─── Extracted records ───

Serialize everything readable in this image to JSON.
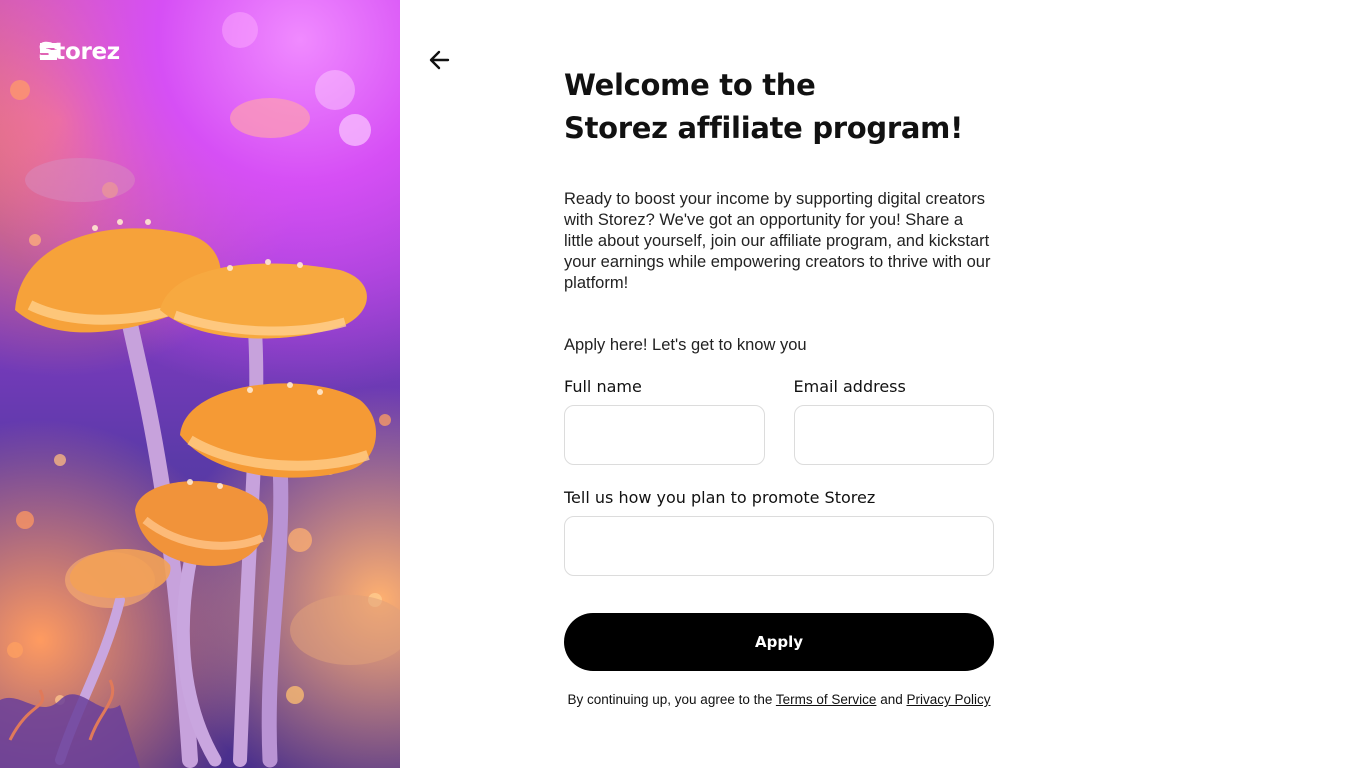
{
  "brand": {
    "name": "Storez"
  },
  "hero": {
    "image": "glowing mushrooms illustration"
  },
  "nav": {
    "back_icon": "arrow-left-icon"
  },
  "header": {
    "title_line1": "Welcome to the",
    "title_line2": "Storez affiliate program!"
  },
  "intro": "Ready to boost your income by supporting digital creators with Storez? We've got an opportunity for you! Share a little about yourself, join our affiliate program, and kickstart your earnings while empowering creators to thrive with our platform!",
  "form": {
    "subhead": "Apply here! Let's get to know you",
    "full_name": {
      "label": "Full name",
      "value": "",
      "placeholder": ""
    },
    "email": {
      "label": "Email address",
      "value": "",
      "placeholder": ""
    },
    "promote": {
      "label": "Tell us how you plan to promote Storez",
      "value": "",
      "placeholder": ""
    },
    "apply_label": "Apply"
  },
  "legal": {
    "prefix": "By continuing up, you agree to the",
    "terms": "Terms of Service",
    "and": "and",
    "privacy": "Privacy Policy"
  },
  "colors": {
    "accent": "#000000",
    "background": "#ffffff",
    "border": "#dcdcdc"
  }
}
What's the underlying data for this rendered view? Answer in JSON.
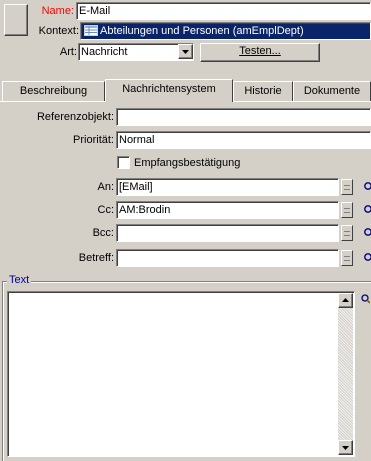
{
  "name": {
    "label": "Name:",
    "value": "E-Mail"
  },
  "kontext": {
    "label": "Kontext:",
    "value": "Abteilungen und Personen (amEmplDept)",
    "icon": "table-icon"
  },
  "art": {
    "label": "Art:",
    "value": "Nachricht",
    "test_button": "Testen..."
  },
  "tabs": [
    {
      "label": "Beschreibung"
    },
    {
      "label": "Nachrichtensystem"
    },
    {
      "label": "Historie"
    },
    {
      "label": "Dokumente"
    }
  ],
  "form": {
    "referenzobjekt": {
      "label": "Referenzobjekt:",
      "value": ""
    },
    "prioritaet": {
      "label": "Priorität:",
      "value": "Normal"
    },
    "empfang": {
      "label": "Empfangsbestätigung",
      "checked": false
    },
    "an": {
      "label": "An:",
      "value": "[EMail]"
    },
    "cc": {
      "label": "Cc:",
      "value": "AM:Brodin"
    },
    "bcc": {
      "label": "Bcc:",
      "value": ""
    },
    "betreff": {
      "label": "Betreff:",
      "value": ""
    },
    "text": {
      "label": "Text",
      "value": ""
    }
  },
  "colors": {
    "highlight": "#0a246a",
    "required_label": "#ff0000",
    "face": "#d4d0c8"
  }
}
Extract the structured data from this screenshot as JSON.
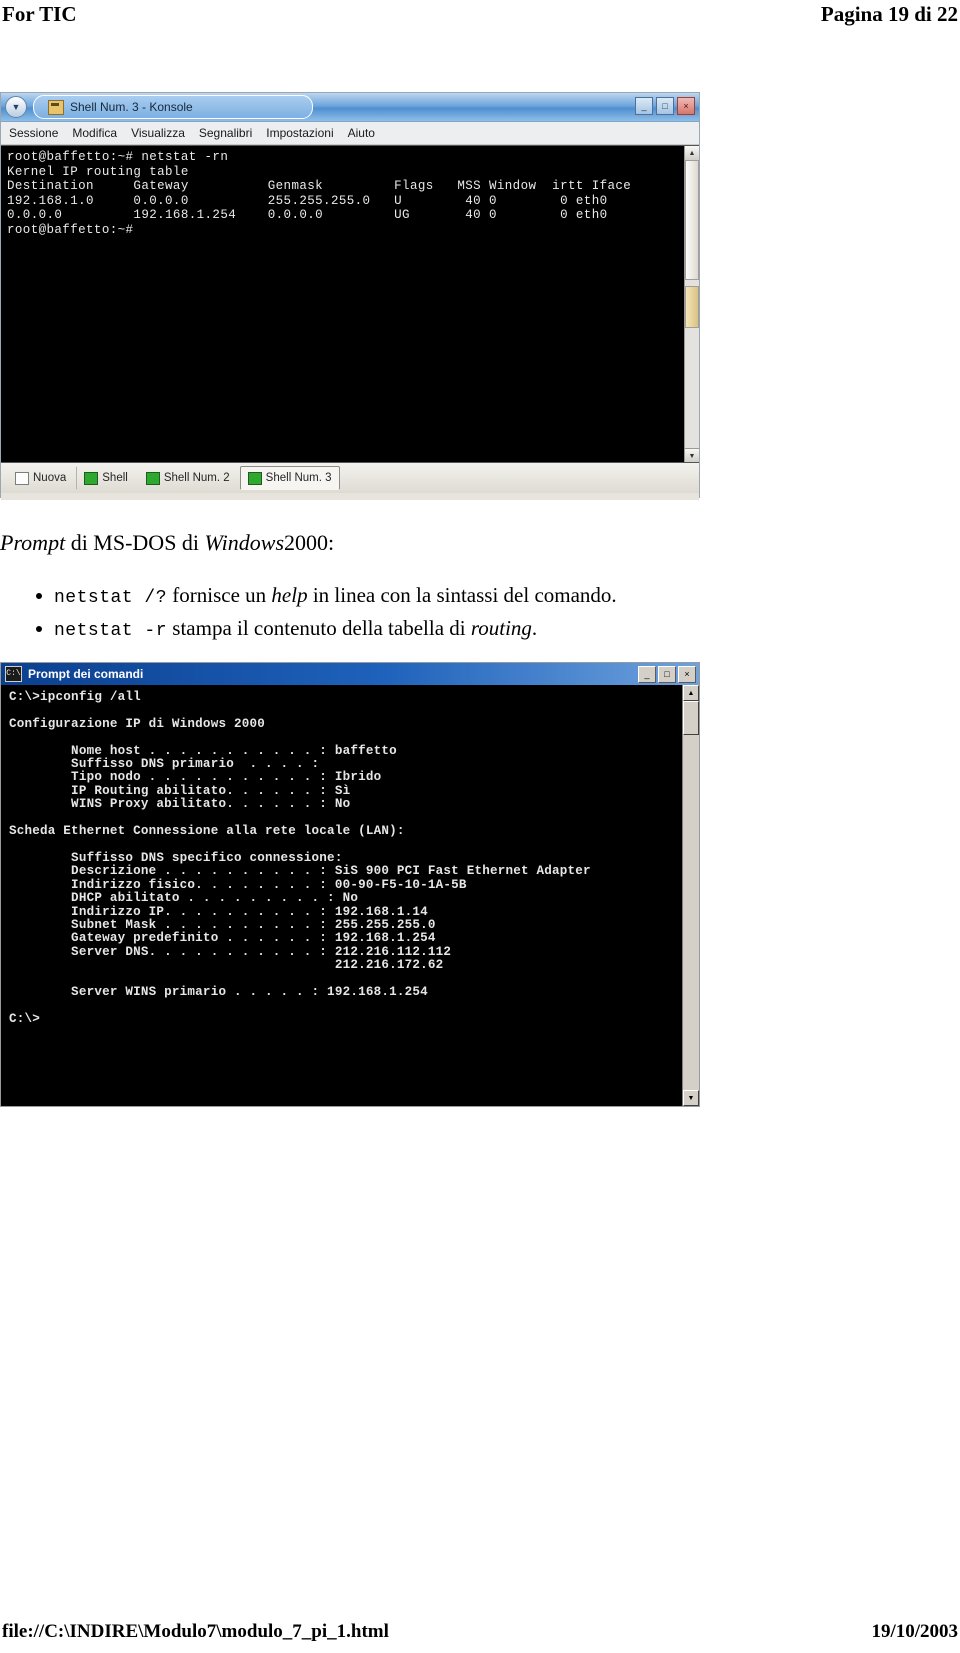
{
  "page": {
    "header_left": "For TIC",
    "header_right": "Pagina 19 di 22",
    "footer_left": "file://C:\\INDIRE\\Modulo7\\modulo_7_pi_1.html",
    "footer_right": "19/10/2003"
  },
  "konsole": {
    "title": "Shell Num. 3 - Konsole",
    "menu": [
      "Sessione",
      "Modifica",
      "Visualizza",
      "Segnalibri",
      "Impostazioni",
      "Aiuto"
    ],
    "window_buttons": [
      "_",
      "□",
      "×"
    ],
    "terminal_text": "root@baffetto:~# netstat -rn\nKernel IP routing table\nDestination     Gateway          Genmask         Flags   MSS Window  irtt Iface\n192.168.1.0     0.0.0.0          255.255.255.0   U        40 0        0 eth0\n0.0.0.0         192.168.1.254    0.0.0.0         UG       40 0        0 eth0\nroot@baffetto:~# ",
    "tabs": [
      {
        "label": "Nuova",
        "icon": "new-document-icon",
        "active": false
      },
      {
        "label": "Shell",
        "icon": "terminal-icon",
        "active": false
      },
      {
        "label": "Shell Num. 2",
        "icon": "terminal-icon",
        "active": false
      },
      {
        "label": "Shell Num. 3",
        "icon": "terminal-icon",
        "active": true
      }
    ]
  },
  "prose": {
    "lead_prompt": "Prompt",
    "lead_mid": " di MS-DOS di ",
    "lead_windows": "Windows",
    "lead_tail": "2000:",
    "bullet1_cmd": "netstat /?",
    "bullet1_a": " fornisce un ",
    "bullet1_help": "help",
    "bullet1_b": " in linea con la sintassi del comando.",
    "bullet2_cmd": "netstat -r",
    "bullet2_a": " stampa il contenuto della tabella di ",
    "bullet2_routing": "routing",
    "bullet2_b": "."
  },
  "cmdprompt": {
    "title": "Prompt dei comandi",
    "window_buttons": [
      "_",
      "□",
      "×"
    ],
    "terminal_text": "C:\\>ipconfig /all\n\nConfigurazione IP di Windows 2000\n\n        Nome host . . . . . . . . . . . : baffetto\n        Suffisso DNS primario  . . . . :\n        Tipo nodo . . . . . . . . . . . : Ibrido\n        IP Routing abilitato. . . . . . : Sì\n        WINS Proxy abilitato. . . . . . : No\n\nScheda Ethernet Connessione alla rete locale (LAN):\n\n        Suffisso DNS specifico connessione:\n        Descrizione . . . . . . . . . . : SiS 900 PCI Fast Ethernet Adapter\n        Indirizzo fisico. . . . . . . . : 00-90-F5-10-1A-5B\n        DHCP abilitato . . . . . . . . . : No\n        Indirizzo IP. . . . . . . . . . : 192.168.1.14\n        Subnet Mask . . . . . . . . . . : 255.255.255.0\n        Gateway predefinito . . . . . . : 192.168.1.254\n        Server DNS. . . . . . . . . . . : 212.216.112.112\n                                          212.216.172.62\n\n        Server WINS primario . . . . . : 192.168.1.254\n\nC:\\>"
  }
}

───

# Problem requirements
Repeat each entry exactly as it appears; skip any picture.

# Result of the exercise
Serialize everything readable in this image to JSON.
{
  "brand": {
    "name": "Storez"
  },
  "hero": {
    "image": "glowing mushrooms illustration"
  },
  "nav": {
    "back_icon": "arrow-left-icon"
  },
  "header": {
    "title_line1": "Welcome to the",
    "title_line2": "Storez affiliate program!"
  },
  "intro": "Ready to boost your income by supporting digital creators with Storez? We've got an opportunity for you! Share a little about yourself, join our affiliate program, and kickstart your earnings while empowering creators to thrive with our platform!",
  "form": {
    "subhead": "Apply here! Let's get to know you",
    "full_name": {
      "label": "Full name",
      "value": "",
      "placeholder": ""
    },
    "email": {
      "label": "Email address",
      "value": "",
      "placeholder": ""
    },
    "promote": {
      "label": "Tell us how you plan to promote Storez",
      "value": "",
      "placeholder": ""
    },
    "apply_label": "Apply"
  },
  "legal": {
    "prefix": "By continuing up, you agree to the",
    "terms": "Terms of Service",
    "and": "and",
    "privacy": "Privacy Policy"
  },
  "colors": {
    "accent": "#000000",
    "background": "#ffffff",
    "border": "#dcdcdc"
  }
}
What's the underlying data for this rendered view? Answer in JSON.
{
  "name": {
    "label": "Name:",
    "value": "E-Mail"
  },
  "kontext": {
    "label": "Kontext:",
    "value": "Abteilungen und Personen (amEmplDept)",
    "icon": "table-icon"
  },
  "art": {
    "label": "Art:",
    "value": "Nachricht",
    "test_button": "Testen..."
  },
  "tabs": [
    {
      "label": "Beschreibung"
    },
    {
      "label": "Nachrichtensystem"
    },
    {
      "label": "Historie"
    },
    {
      "label": "Dokumente"
    }
  ],
  "form": {
    "referenzobjekt": {
      "label": "Referenzobjekt:",
      "value": ""
    },
    "prioritaet": {
      "label": "Priorität:",
      "value": "Normal"
    },
    "empfang": {
      "label": "Empfangsbestätigung",
      "checked": false
    },
    "an": {
      "label": "An:",
      "value": "[EMail]"
    },
    "cc": {
      "label": "Cc:",
      "value": "AM:Brodin"
    },
    "bcc": {
      "label": "Bcc:",
      "value": ""
    },
    "betreff": {
      "label": "Betreff:",
      "value": ""
    },
    "text": {
      "label": "Text",
      "value": ""
    }
  },
  "colors": {
    "highlight": "#0a246a",
    "required_label": "#ff0000",
    "face": "#d4d0c8"
  }
}
Extract the structured data from this screenshot as JSON.
{
  "page": {
    "header_left": "For TIC",
    "header_right": "Pagina 19 di 22",
    "footer_left": "file://C:\\INDIRE\\Modulo7\\modulo_7_pi_1.html",
    "footer_right": "19/10/2003"
  },
  "konsole": {
    "title": "Shell Num. 3 - Konsole",
    "menu": [
      "Sessione",
      "Modifica",
      "Visualizza",
      "Segnalibri",
      "Impostazioni",
      "Aiuto"
    ],
    "window_buttons": [
      "_",
      "□",
      "×"
    ],
    "terminal_text": "root@baffetto:~# netstat -rn\nKernel IP routing table\nDestination     Gateway          Genmask         Flags   MSS Window  irtt Iface\n192.168.1.0     0.0.0.0          255.255.255.0   U        40 0        0 eth0\n0.0.0.0         192.168.1.254    0.0.0.0         UG       40 0        0 eth0\nroot@baffetto:~# ",
    "tabs": [
      {
        "label": "Nuova",
        "icon": "new-document-icon",
        "active": false
      },
      {
        "label": "Shell",
        "icon": "terminal-icon",
        "active": false
      },
      {
        "label": "Shell Num. 2",
        "icon": "terminal-icon",
        "active": false
      },
      {
        "label": "Shell Num. 3",
        "icon": "terminal-icon",
        "active": true
      }
    ]
  },
  "prose": {
    "lead_prompt": "Prompt",
    "lead_mid": " di MS-DOS di ",
    "lead_windows": "Windows",
    "lead_tail": "2000:",
    "bullet1_cmd": "netstat /?",
    "bullet1_a": " fornisce un ",
    "bullet1_help": "help",
    "bullet1_b": " in linea con la sintassi del comando.",
    "bullet2_cmd": "netstat -r",
    "bullet2_a": " stampa il contenuto della tabella di ",
    "bullet2_routing": "routing",
    "bullet2_b": "."
  },
  "cmdprompt": {
    "title": "Prompt dei comandi",
    "window_buttons": [
      "_",
      "□",
      "×"
    ],
    "terminal_text": "C:\\>ipconfig /all\n\nConfigurazione IP di Windows 2000\n\n        Nome host . . . . . . . . . . . : baffetto\n        Suffisso DNS primario  . . . . :\n        Tipo nodo . . . . . . . . . . . : Ibrido\n        IP Routing abilitato. . . . . . : Sì\n        WINS Proxy abilitato. . . . . . : No\n\nScheda Ethernet Connessione alla rete locale (LAN):\n\n        Suffisso DNS specifico connessione:\n        Descrizione . . . . . . . . . . : SiS 900 PCI Fast Ethernet Adapter\n        Indirizzo fisico. . . . . . . . : 00-90-F5-10-1A-5B\n        DHCP abilitato . . . . . . . . . : No\n        Indirizzo IP. . . . . . . . . . : 192.168.1.14\n        Subnet Mask . . . . . . . . . . : 255.255.255.0\n        Gateway predefinito . . . . . . : 192.168.1.254\n        Server DNS. . . . . . . . . . . : 212.216.112.112\n                                          212.216.172.62\n\n        Server WINS primario . . . . . : 192.168.1.254\n\nC:\\>"
  }
}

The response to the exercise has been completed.